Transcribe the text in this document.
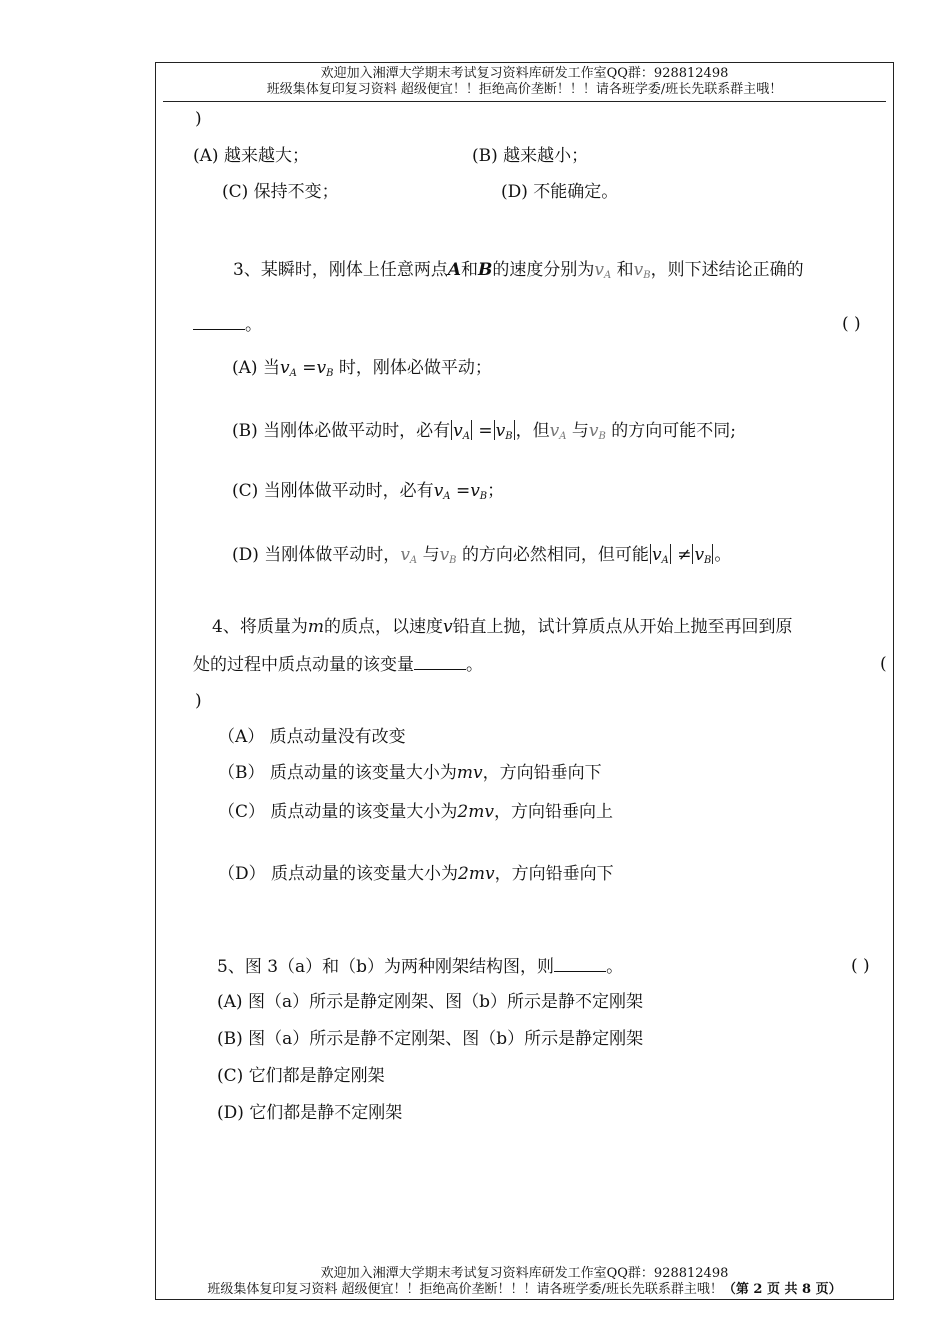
欢迎加入湘潭大学期末考试复习资料库研发工作室QQ群：928812498
班级集体复印复习资料 超级便宜！！拒绝高价垄断！！！请各班学委/班长先联系群主哦！
)
(A) 越来越大；	(B) 越来越小；
(C) 保持不变；	(D) 不能确定。
3、某瞬时，刚体上任意两点A和B的速度分别为$v_A$ 和$v_B$，则下述结论正确的
。	( )
(A) 当$v_A =v_B$ 时，刚体必做平动；
(B) 当刚体必做平动时，必有 $v_A = v_B$ ，但$v_A$ 与$v_B$ 的方向可能不同;
(C) 当刚体做平动时，必有$v_A =v_B$；
(D) 当刚体做平动时，$v_A$ 与$v_B$ 的方向必然相同，但可能 $v_A \ne v_B$ 。
4、将质量为m的质点，以速度v铅直上抛，试计算质点从开始上抛至再回到原
处的过程中质点动量的该变量	。	(
)
（A） 质点动量没有改变
（B） 质点动量的该变量大小为mv，方向铅垂向下
（C） 质点动量的该变量大小为2mv，方向铅垂向上
（D） 质点动量的该变量大小为2mv，方向铅垂向下
5、图 3（a）和（b）为两种刚架结构图，则	。	( )
(A) 图（a）所示是静定刚架、图（b）所示是静不定刚架
(B) 图（a）所示是静不定刚架、图（b）所示是静定刚架
(C) 它们都是静定刚架
(D) 它们都是静不定刚架
欢迎加入湘潭大学期末考试复习资料库研发工作室QQ群：928812498
班级集体复印复习资料 超级便宜！！拒绝高价垄断！！！请各班学委/班长先联系群主哦！（第 2 页 共 8 页）
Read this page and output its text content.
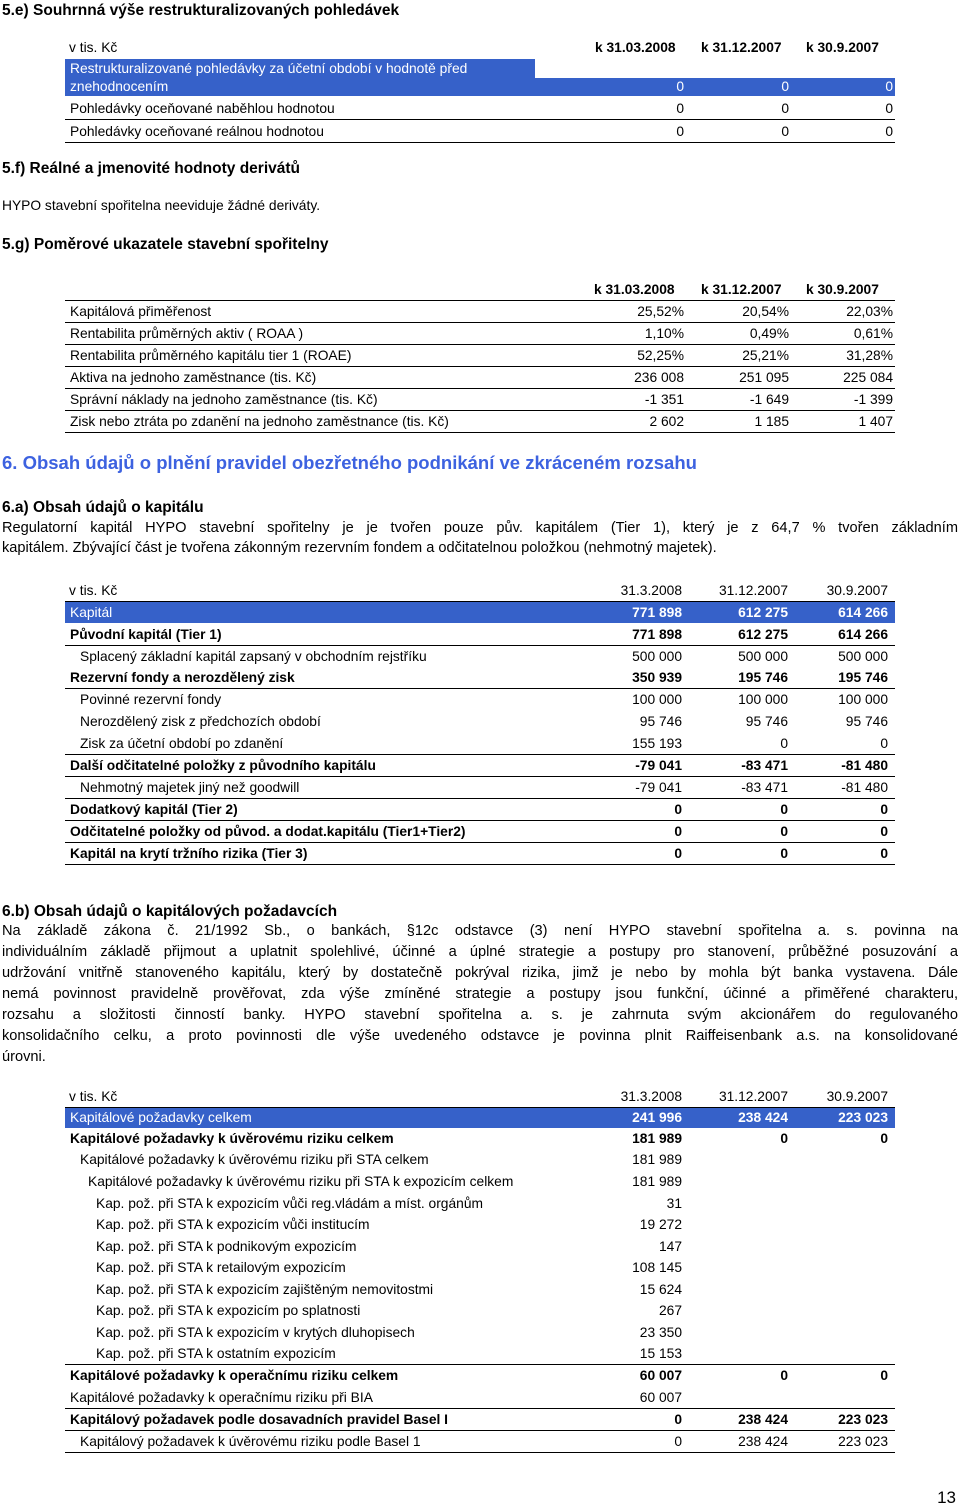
5.e) Souhrnná výše restrukturalizovaných pohledávek
v tis. Kč	k 31.03.2008 k 31.12.2007 k 30.9.2007
Restrukturalizované pohledávky za účetní období v hodnotě před
znehodnocením	0	0	0
Pohledávky oceňované naběhlou hodnotou	0	0	0
Pohledávky oceňované reálnou hodnotou	0	0	0
5.f) Reálné a jmenovité hodnoty derivátů
HYPO stavební spořitelna neeviduje žádné deriváty.
5.g) Poměrové ukazatele stavební spořitelny
k 31.03.2008 k 31.12.2007 k 30.9.2007
Kapitálová přiměřenost	25,52%	20,54%	22,03%
Rentabilita průměrných aktiv ( ROAA )	1,10%	0,49%	0,61%
Rentabilita průměrného kapitálu tier 1 (ROAE)	52,25%	25,21%	31,28%
Aktiva na jednoho zaměstnance (tis. Kč)	236 008	251 095	225 084
Správní náklady na jednoho zaměstnance (tis. Kč)	-1 351	-1 649	-1 399
Zisk nebo ztráta po zdanění na jednoho zaměstnance (tis. Kč)	2 602	1 185	1 407
6. Obsah údajů o plnění pravidel obezřetného podnikání ve zkráceném rozsahu
6.a) Obsah údajů o kapitálu
Regulatorní kapitál HYPO stavební spořitelny je je tvořen pouze pův. kapitálem (Tier 1), který je z 64,7 % tvořen základním
kapitálem. Zbývající část je tvořena zákonným rezervním fondem a odčitatelnou položkou (nehmotný majetek).
v tis. Kč	31.3.2008	31.12.2007	30.9.2007
Kapitál	771 898	612 275	614 266
Původní kapitál (Tier 1)	771 898	612 275	614 266
Splacený základní kapitál zapsaný v obchodním rejstříku	500 000	500 000	500 000
Rezervní fondy a nerozdělený zisk	350 939	195 746	195 746
Povinné rezervní fondy	100 000	100 000	100 000
Nerozdělený zisk z předchozích období	95 746	95 746	95 746
Zisk za účetní období po zdanění	155 193	0	0
Další odčitatelné položky z původního kapitálu	-79 041	-83 471	-81 480
Nehmotný majetek jiný než goodwill	-79 041	-83 471	-81 480
Dodatkový kapitál (Tier 2)	0	0	0
Odčitatelné položky od původ. a dodat.kapitálu (Tier1+Tier2)	0	0	0
Kapitál na krytí tržního rizika (Tier 3)	0	0	0
6.b) Obsah údajů o kapitálových požadavcích
Na základě zákona č. 21/1992 Sb., o bankách, §12c odstavce (3) není HYPO stavební spořitelna a. s. povinna na
individuálním základě přijmout a uplatnit spolehlivé, účinné a úplné strategie a postupy pro stanovení, průběžné posuzování a
udržování vnitřně stanoveného kapitálu, který by dostatečně pokrýval rizika, jimž je nebo by mohla být banka vystavena. Dále
nemá povinnost pravidelně prověřovat, zda výše zmíněné strategie a postupy jsou funkční, účinné a přiměřené charakteru,
rozsahu a složitosti činností banky. HYPO stavební spořitelna a. s. je zahrnuta svým akcionářem do regulovaného
konsolidačního celku, a proto povinnosti dle výše uvedeného odstavce je povinna plnit Raiffeisenbank a.s. na konsolidované
úrovni.
v tis. Kč	31.3.2008	31.12.2007	30.9.2007
Kapitálové požadavky celkem	241 996	238 424	223 023
Kapitálové požadavky k úvěrovému riziku celkem	181 989	0	0
Kapitálové požadavky k úvěrovému riziku při STA celkem	181 989
Kapitálové požadavky k úvěrovému riziku při STA k expozicím celkem	181 989
Kap. pož. při STA k expozicím vůči reg.vládám a míst. orgánům	31
Kap. pož. při STA k expozicím vůči institucím	19 272
Kap. pož. při STA k podnikovým expozicím	147
Kap. pož. při STA k retailovým expozicím	108 145
Kap. pož. při STA k expozicím zajištěným nemovitostmi	15 624
Kap. pož. při STA k expozicím po splatnosti	267
Kap. pož. při STA k expozicím v krytých dluhopisech	23 350
Kap. pož. při STA k ostatním expozicím	15 153
Kapitálové požadavky k operačnímu riziku celkem	60 007	0	0
Kapitálové požadavky k operačnímu riziku při BIA	60 007
Kapitálový požadavek podle dosavadních pravidel Basel I	0	238 424	223 023
Kapitálový požadavek k úvěrovému riziku podle Basel 1	0	238 424	223 023
13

> _Stated goal_
Locate each line with the word "oceňované" and copy it.

> _Worked answer_
Pohledávky oceňované naběhlou hodnotou	0	0	0
Pohledávky oceňované reálnou hodnotou	0	0	0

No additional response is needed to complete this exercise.